_Requirement_: Edit everything from the line containing "direction-point bbox=[765, 839, 771, 846]" down to the line containing "gust-point bbox=[774, 255, 780, 261]" by changing "Colored By Speed" to "Colored By Wind Speed" and leaving everything else untouched. Return only those lines.
-=-=-
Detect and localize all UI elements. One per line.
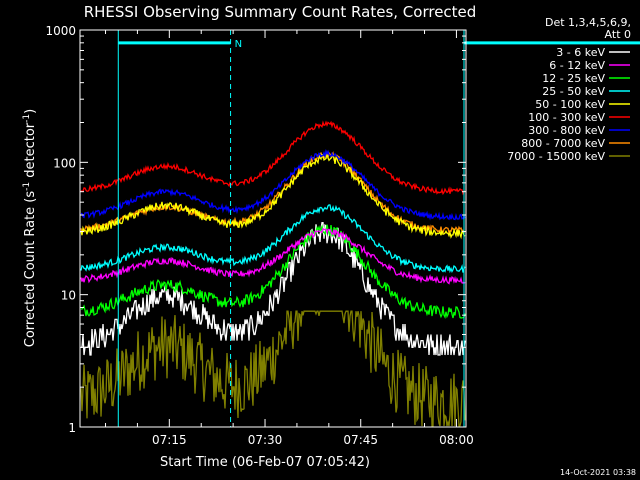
marker-bar-label: N [235, 39, 242, 50]
x-tick-label: 07:45 [343, 433, 378, 447]
chart-title: RHESSI Observing Summary Count Rates, Co… [84, 3, 477, 21]
x-tick-label: 07:30 [248, 433, 283, 447]
x-tick-label: 08:00 [439, 433, 474, 447]
x-tick-label: 07:15 [152, 433, 187, 447]
legend-label: 800 - 7000 keV [521, 137, 605, 150]
legend-label: 3 - 6 keV [556, 46, 605, 59]
legend-label: 25 - 50 keV [542, 85, 605, 98]
legend-label: 50 - 100 keV [535, 98, 605, 111]
legend-label: 300 - 800 keV [528, 124, 605, 137]
legend-label: 100 - 300 keV [528, 111, 605, 124]
series-line-4 [81, 154, 465, 237]
y-tick-label: 1000 [45, 24, 76, 38]
series-line-8 [81, 311, 465, 426]
footer-timestamp: 14-Oct-2021 03:38 [560, 468, 636, 477]
series-line-1 [81, 229, 465, 284]
legend-header-line-2: Att 0 [605, 28, 631, 41]
legend-label: 12 - 25 keV [542, 72, 605, 85]
series-line-5 [81, 122, 465, 193]
y-axis-label: Corrected Count Rate (s-1 detector-1) [22, 109, 38, 347]
legend-label: 6 - 12 keV [549, 59, 605, 72]
y-tick-label: 1 [68, 421, 76, 435]
y-tick-label: 10 [61, 289, 76, 303]
legend-label: 7000 - 15000 keV [507, 150, 605, 163]
y-tick-label: 100 [53, 156, 76, 170]
x-axis-label: Start Time (06-Feb-07 07:05:42) [160, 455, 370, 470]
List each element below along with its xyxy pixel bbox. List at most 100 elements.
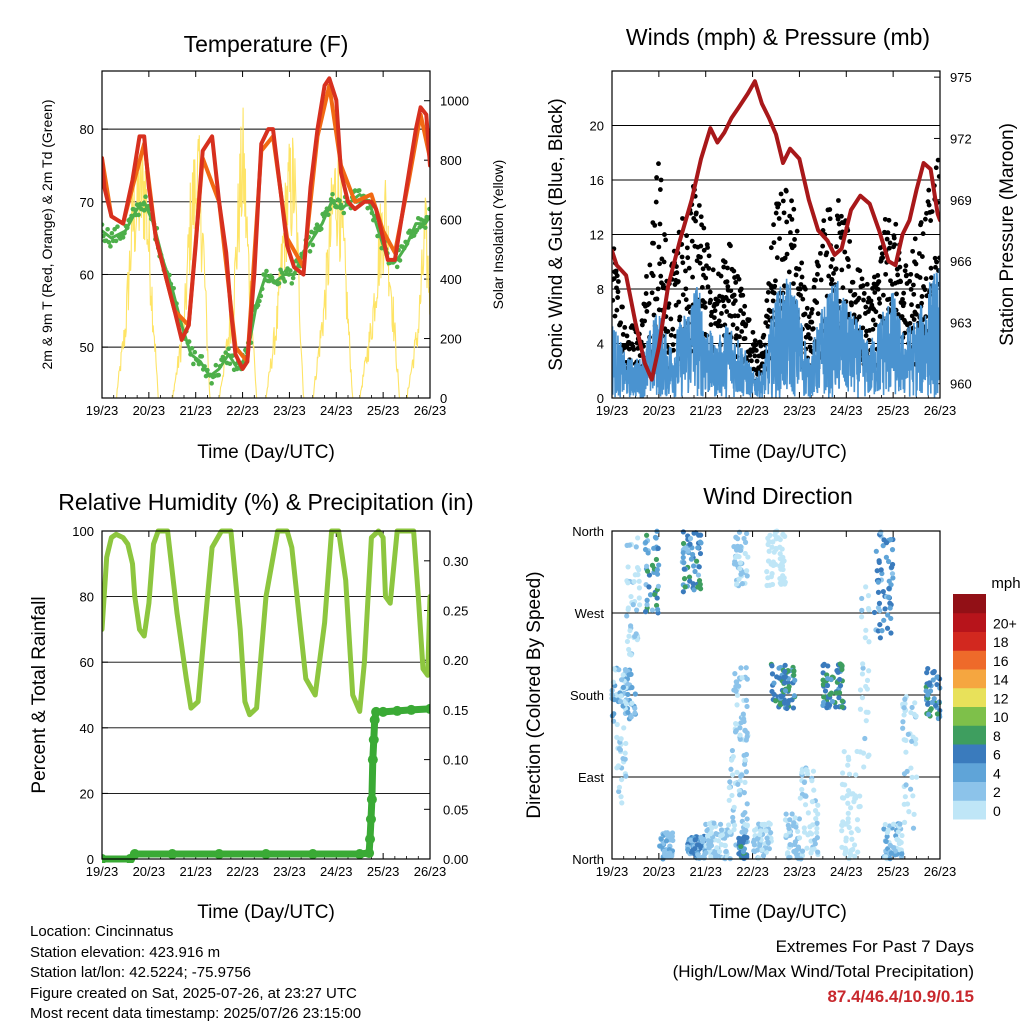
direction-point bbox=[765, 839, 771, 846]
direction-point bbox=[782, 674, 788, 680]
gust-point bbox=[928, 265, 934, 271]
gust-point bbox=[712, 308, 718, 314]
gust-point bbox=[684, 233, 689, 239]
gust-point bbox=[707, 289, 713, 295]
y2-tick-label: 0.20 bbox=[443, 653, 468, 668]
gust-point bbox=[773, 210, 779, 216]
legend-swatch bbox=[953, 762, 986, 782]
direction-point bbox=[903, 782, 909, 788]
rainfall-point bbox=[406, 704, 417, 715]
gust-point bbox=[699, 285, 705, 290]
gust-point bbox=[809, 319, 815, 325]
gust-point bbox=[934, 259, 940, 265]
direction-point bbox=[841, 748, 847, 755]
direction-point bbox=[739, 581, 746, 587]
gust-point bbox=[662, 232, 667, 237]
y-tick-label: 60 bbox=[80, 655, 94, 670]
y-axis-label: Direction (Colored By Speed) bbox=[524, 571, 545, 818]
gust-point bbox=[815, 311, 821, 317]
direction-point bbox=[844, 793, 850, 799]
gust-point bbox=[657, 187, 663, 192]
direction-point bbox=[925, 692, 931, 698]
gust-point bbox=[774, 255, 780, 261]
y-tick-label: 16 bbox=[590, 173, 604, 188]
dewpoint-point bbox=[368, 204, 373, 210]
gust-point bbox=[910, 282, 916, 288]
direction-point bbox=[846, 771, 853, 777]
direction-point bbox=[792, 815, 798, 821]
gust-point bbox=[886, 245, 892, 251]
direction-point bbox=[715, 838, 722, 844]
gust-point bbox=[908, 286, 914, 292]
direction-point bbox=[802, 802, 809, 808]
gust-point bbox=[922, 287, 928, 293]
direction-point bbox=[824, 705, 830, 711]
direction-point bbox=[934, 681, 940, 688]
gust-point bbox=[918, 220, 924, 225]
direction-point bbox=[632, 710, 638, 716]
direction-point bbox=[643, 609, 649, 615]
direction-point bbox=[630, 602, 636, 608]
chart-panel-1: Temperature (F) Time (Day/UTC) 2m & 9m T (… bbox=[39, 31, 506, 463]
figure-created: Figure created on Sat, 2025-07-26, at 23… bbox=[30, 984, 357, 1002]
gust-point bbox=[870, 326, 876, 332]
direction-point bbox=[736, 839, 743, 845]
direction-point bbox=[680, 589, 686, 595]
gust-point bbox=[884, 236, 890, 242]
x-tick-label: 21/23 bbox=[689, 403, 722, 418]
direction-point bbox=[616, 667, 622, 673]
gust-point bbox=[803, 286, 808, 292]
direction-point bbox=[744, 703, 750, 710]
gust-point bbox=[746, 317, 752, 323]
legend-swatch bbox=[953, 781, 986, 801]
direction-point bbox=[728, 757, 735, 763]
gust-point bbox=[622, 325, 628, 330]
direction-point bbox=[623, 773, 629, 779]
dewpoint-point bbox=[226, 346, 231, 352]
direction-point bbox=[628, 623, 634, 629]
direction-point bbox=[620, 755, 626, 762]
direction-point bbox=[636, 595, 642, 601]
dewpoint-point bbox=[129, 213, 134, 219]
gust-point bbox=[773, 278, 778, 284]
direction-point bbox=[768, 574, 774, 580]
direction-point bbox=[904, 801, 911, 807]
direction-point bbox=[743, 665, 749, 671]
x-tick-label: 26/23 bbox=[924, 403, 957, 418]
gust-point bbox=[811, 284, 817, 290]
gust-point bbox=[807, 344, 813, 350]
dewpoint-point bbox=[140, 201, 146, 207]
direction-point bbox=[680, 529, 686, 535]
x-tick-label: 23/23 bbox=[783, 864, 816, 879]
gust-point bbox=[873, 309, 879, 315]
gust-point bbox=[674, 270, 680, 276]
y-tick-label: 8 bbox=[597, 282, 604, 297]
dewpoint-point bbox=[318, 226, 324, 232]
direction-point bbox=[780, 532, 786, 538]
dewpoint-point bbox=[105, 226, 110, 232]
direction-point bbox=[687, 541, 693, 547]
gust-point bbox=[698, 254, 703, 260]
direction-point bbox=[769, 581, 776, 588]
dewpoint-point bbox=[321, 214, 327, 220]
gust-point bbox=[835, 216, 841, 222]
direction-point bbox=[928, 706, 934, 712]
legend-label: 6 bbox=[993, 747, 1001, 763]
direction-point bbox=[644, 597, 650, 603]
legend-label: 20+ bbox=[993, 615, 1017, 631]
dewpoint-point bbox=[310, 242, 316, 248]
gust-point bbox=[705, 245, 710, 250]
y2-tick-label: 969 bbox=[950, 193, 972, 208]
direction-point bbox=[815, 849, 821, 855]
rainfall-point bbox=[367, 754, 378, 765]
gust-point bbox=[900, 296, 905, 302]
gust-point bbox=[620, 332, 626, 337]
x-axis-label: Time (Day/UTC) bbox=[197, 442, 335, 463]
gust-point bbox=[839, 267, 845, 273]
direction-point bbox=[737, 732, 743, 738]
direction-point bbox=[810, 768, 817, 774]
gust-point bbox=[721, 303, 727, 309]
direction-point bbox=[644, 532, 650, 538]
chart-title: Winds (mph) & Pressure (mb) bbox=[626, 24, 930, 50]
direction-point bbox=[787, 817, 793, 823]
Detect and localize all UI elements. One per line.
-=-=-
_Task output_:
direction-point bbox=[765, 839, 771, 846]
direction-point bbox=[782, 674, 788, 680]
gust-point bbox=[928, 265, 934, 271]
gust-point bbox=[712, 308, 718, 314]
gust-point bbox=[684, 233, 689, 239]
gust-point bbox=[707, 289, 713, 295]
y2-tick-label: 0.20 bbox=[443, 653, 468, 668]
gust-point bbox=[773, 210, 779, 216]
legend-swatch bbox=[953, 762, 986, 782]
direction-point bbox=[903, 782, 909, 788]
rainfall-point bbox=[406, 704, 417, 715]
gust-point bbox=[699, 285, 705, 290]
gust-point bbox=[809, 319, 815, 325]
gust-point bbox=[934, 259, 940, 265]
direction-point bbox=[841, 748, 847, 755]
direction-point bbox=[739, 581, 746, 587]
gust-point bbox=[662, 232, 667, 237]
y-tick-label: 60 bbox=[80, 655, 94, 670]
y-axis-label: Direction (Colored By Wind Speed) bbox=[524, 571, 545, 818]
gust-point bbox=[815, 311, 821, 317]
direction-point bbox=[844, 793, 850, 799]
gust-point bbox=[657, 187, 663, 192]
direction-point bbox=[925, 692, 931, 698]
gust-point bbox=[774, 255, 780, 261]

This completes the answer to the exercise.